BRIEF
Retype the listing that follows, word for word.

Start of AVAILABLE RECORDS

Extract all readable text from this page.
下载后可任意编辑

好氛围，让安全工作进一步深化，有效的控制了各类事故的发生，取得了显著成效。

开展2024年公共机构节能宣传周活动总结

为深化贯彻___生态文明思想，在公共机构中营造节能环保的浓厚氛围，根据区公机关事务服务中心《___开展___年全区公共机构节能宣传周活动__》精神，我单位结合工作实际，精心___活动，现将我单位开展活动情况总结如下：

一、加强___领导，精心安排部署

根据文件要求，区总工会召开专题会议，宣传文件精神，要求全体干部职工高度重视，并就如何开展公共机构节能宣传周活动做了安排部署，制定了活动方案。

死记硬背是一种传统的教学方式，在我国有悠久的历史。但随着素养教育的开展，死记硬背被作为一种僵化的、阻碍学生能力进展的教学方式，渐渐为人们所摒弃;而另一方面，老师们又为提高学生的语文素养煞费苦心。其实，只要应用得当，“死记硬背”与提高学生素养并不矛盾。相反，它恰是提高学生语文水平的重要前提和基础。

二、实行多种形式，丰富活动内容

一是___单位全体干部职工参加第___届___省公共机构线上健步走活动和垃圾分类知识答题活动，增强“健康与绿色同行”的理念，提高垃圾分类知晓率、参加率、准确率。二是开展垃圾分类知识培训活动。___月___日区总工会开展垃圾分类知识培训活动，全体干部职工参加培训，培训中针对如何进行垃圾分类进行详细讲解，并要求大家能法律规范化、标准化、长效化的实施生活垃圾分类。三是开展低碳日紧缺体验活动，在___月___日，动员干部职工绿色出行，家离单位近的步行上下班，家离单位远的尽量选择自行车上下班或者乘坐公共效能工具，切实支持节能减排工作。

End of AVAILABLE RECORDS

FINISHED EXERCISE
Extract all readable text from this page.
下载后可任意编辑

好氛围，让安全工作进一步深化，有效的控制了各类事故的发生，取得了显著成效。

开展2024年公共机构节能宣传周活动总结

为深化贯彻___生态文明思想，在公共机构中营造节能环保的浓厚氛围，根据区公机关事务服务中心《___开展___年全区公共机构节能宣传周活动__》精神，我单位结合工作实际，精心___活动，现将我单位开展活动情况总结如下：

一、加强___领导，精心安排部署

根据文件要求，区总工会召开专题会议，宣传文件精神，要求全体干部职工高度重视，并就如何开展公共机构节能宣传周活动做了安排部署，制定了活动方案。

死记硬背是一种传统的教学方式，在我国有悠久的历史。但随着素养教育的开展，死记硬背被作为一种僵化的、阻碍学生能力进展的教学方式，渐渐为人们所摒弃;而另一方面，老师们又为提高学生的语文素养煞费苦心。其实，只要应用得当，“死记硬背”与提高学生素养并不矛盾。相反，它恰是提高学生语文水平的重要前提和基础。

二、实行多种形式，丰富活动内容

一是___单位全体干部职工参加第___届___省公共机构线上健步走活动和垃圾分类知识答题活动，增强“健康与绿色同行”的理念，提高垃圾分类知晓率、参加率、准确率。二是开展垃圾分类知识培训活动。___月___日区总工会开展垃圾分类知识培训活动，全体干部职工参加培训，培训中针对如何进行垃圾分类进行详细讲解，并要求大家能法律规范化、标准化、长效化的实施生活垃圾分类。三是开展低碳日紧缺体验活动，在___月___日，动员干部职工绿色出行，家离单位近的步行上下班，家离单位远的尽量选择自行车上下班或者乘坐公共效能工具，切实支持节能减排工作。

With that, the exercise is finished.